_PROBLEM TO WORK ON:_ Of all the lines in the records, how many hold the word "JSON"? Answer with the number only.

_DATASET ENTRIES:_
__________________________________________________

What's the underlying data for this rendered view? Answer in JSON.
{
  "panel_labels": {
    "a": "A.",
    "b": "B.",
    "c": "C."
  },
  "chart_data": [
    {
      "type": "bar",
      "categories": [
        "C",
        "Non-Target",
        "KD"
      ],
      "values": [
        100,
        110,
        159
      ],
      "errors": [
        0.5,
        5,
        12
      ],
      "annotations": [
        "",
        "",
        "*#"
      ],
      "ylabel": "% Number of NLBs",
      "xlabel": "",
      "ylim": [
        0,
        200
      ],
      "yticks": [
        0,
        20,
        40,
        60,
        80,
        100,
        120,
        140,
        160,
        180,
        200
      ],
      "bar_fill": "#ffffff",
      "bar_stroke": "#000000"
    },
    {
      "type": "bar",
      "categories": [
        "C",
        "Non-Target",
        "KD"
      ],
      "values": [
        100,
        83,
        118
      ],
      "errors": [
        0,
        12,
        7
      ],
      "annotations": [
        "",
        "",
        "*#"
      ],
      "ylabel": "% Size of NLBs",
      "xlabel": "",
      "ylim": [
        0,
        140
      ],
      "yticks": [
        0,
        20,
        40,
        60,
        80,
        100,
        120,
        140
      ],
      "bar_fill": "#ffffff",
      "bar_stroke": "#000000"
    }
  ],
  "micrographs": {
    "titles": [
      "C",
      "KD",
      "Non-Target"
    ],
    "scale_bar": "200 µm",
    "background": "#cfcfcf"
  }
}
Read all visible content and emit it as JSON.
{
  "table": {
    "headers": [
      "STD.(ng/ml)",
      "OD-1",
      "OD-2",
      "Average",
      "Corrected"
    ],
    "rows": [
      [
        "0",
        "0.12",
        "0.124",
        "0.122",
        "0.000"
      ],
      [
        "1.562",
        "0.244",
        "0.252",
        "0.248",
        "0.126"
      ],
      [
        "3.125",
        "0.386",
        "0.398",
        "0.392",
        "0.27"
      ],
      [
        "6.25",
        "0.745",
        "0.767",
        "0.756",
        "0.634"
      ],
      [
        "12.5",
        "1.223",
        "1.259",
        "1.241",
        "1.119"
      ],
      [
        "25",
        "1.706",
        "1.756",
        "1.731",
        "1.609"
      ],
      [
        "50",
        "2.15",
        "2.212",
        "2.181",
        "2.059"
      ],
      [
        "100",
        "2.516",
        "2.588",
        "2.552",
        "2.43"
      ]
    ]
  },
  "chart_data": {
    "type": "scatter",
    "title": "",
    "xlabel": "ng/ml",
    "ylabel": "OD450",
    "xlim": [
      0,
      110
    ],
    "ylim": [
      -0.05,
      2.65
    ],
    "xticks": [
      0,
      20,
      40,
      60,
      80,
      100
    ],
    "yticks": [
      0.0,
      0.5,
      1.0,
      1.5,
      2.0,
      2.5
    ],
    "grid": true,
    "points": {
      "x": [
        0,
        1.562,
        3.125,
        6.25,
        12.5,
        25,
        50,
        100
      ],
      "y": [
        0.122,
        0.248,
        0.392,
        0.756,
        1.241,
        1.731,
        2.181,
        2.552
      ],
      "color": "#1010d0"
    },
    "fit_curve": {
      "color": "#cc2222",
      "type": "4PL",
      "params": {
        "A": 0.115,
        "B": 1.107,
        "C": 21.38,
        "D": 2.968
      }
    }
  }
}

__________________________________________________

_OUTPUT:_ 2